** Problem **
Render the lines of the records below as a JSON list of strings, one string per line and with blank lines left out, starting at the first line of the records and ending at the line containing "x-tick-label: Nov-21 bbox=[148, 298, 194, 344]".

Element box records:
☆ ☆ ☆ ☆ ☆ ☆ ☆
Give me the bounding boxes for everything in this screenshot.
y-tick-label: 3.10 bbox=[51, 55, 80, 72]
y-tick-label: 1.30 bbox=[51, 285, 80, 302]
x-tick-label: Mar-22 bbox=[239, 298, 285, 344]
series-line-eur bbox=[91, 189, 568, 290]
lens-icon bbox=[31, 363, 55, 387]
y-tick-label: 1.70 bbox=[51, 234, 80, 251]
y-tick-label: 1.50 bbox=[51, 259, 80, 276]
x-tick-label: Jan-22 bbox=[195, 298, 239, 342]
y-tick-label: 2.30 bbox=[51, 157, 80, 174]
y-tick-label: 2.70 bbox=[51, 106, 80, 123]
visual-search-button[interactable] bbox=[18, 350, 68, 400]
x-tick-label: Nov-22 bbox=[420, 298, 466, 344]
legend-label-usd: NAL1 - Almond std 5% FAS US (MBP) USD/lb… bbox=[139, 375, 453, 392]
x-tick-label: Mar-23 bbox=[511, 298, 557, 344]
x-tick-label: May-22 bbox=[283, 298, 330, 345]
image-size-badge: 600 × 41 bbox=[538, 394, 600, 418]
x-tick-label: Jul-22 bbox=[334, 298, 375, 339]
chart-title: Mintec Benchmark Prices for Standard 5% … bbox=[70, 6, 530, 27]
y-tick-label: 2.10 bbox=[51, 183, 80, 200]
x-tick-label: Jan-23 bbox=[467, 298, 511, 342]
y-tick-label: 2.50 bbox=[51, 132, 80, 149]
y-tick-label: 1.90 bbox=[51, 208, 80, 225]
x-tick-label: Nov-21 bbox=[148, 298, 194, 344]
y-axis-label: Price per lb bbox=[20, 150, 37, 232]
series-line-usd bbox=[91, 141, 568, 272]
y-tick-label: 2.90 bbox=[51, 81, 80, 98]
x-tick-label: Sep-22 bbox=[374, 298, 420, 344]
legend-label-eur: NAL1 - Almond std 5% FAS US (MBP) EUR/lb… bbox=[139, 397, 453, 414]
☆ ☆ ☆ ☆ ☆ ☆ ☆
** The result **
[
  "Give me the bounding boxes for everything in this screenshot.",
  "y-tick-label: 3.10 bbox=[51, 55, 80, 72]",
  "y-tick-label: 1.30 bbox=[51, 285, 80, 302]",
  "x-tick-label: Mar-22 bbox=[239, 298, 285, 344]",
  "series-line-eur bbox=[91, 189, 568, 290]",
  "lens-icon bbox=[31, 363, 55, 387]",
  "y-tick-label: 1.70 bbox=[51, 234, 80, 251]",
  "y-tick-label: 1.50 bbox=[51, 259, 80, 276]",
  "x-tick-label: Jan-22 bbox=[195, 298, 239, 342]",
  "y-tick-label: 2.30 bbox=[51, 157, 80, 174]",
  "y-tick-label: 2.70 bbox=[51, 106, 80, 123]",
  "visual-search-button[interactable] bbox=[18, 350, 68, 400]",
  "x-tick-label: Nov-22 bbox=[420, 298, 466, 344]",
  "legend-label-usd: NAL1 - Almond std 5% FAS US (MBP) USD/lb… bbox=[139, 375, 453, 392]",
  "x-tick-label: Mar-23 bbox=[511, 298, 557, 344]",
  "x-tick-label: May-22 bbox=[283, 298, 330, 345]",
  "image-size-badge: 600 × 41 bbox=[538, 394, 600, 418]",
  "x-tick-label: Jul-22 bbox=[334, 298, 375, 339]",
  "chart-title: Mintec Benchmark Prices for Standard 5% … bbox=[70, 6, 530, 27]",
  "y-tick-label: 2.10 bbox=[51, 183, 80, 200]",
  "x-tick-label: Jan-23 bbox=[467, 298, 511, 342]",
  "y-tick-label: 2.50 bbox=[51, 132, 80, 149]",
  "y-tick-label: 1.90 bbox=[51, 208, 80, 225]",
  "x-tick-label: Nov-21 bbox=[148, 298, 194, 344]"
]